## begin INFORMATION GIVEN

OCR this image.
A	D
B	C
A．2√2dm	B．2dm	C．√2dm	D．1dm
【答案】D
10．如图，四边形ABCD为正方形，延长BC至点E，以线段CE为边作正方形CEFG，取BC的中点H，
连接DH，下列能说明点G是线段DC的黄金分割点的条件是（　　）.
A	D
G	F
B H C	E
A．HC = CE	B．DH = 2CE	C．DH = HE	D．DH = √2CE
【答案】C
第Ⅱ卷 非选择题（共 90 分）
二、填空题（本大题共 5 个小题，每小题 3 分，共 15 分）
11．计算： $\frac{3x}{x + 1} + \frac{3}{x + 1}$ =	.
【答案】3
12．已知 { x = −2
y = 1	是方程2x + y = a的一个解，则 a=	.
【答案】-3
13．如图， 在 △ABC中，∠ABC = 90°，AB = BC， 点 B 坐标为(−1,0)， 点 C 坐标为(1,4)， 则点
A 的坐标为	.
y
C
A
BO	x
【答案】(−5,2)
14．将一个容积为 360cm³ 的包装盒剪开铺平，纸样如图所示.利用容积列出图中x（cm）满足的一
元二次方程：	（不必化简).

## end INFORMATION GIVEN

:: GIVEN TASK ::
Above are some records. Print them all exactly.

:: SOLUTION FOR THIS EXERCISE ::
OCR this image.
A	D
B	C
A．2√2dm	B．2dm	C．√2dm	D．1dm
【答案】D
10．如图，四边形ABCD为正方形，延长BC至点E，以线段CE为边作正方形CEFG，取BC的中点H，
连接DH，下列能说明点G是线段DC的黄金分割点的条件是（　　）.
A	D
G	F
B H C	E
A．HC = CE	B．DH = 2CE	C．DH = HE	D．DH = √2CE
【答案】C
第Ⅱ卷 非选择题（共 90 分）
二、填空题（本大题共 5 个小题，每小题 3 分，共 15 分）
11．计算： $\frac{3x}{x + 1} + \frac{3}{x + 1}$ =	.
【答案】3
12．已知 { x = −2
y = 1	是方程2x + y = a的一个解，则 a=	.
【答案】-3
13．如图， 在 △ABC中，∠ABC = 90°，AB = BC， 点 B 坐标为(−1,0)， 点 C 坐标为(1,4)， 则点
A 的坐标为	.
y
C
A
BO	x
【答案】(−5,2)
14．将一个容积为 360cm³ 的包装盒剪开铺平，纸样如图所示.利用容积列出图中x（cm）满足的一
元二次方程：	（不必化简).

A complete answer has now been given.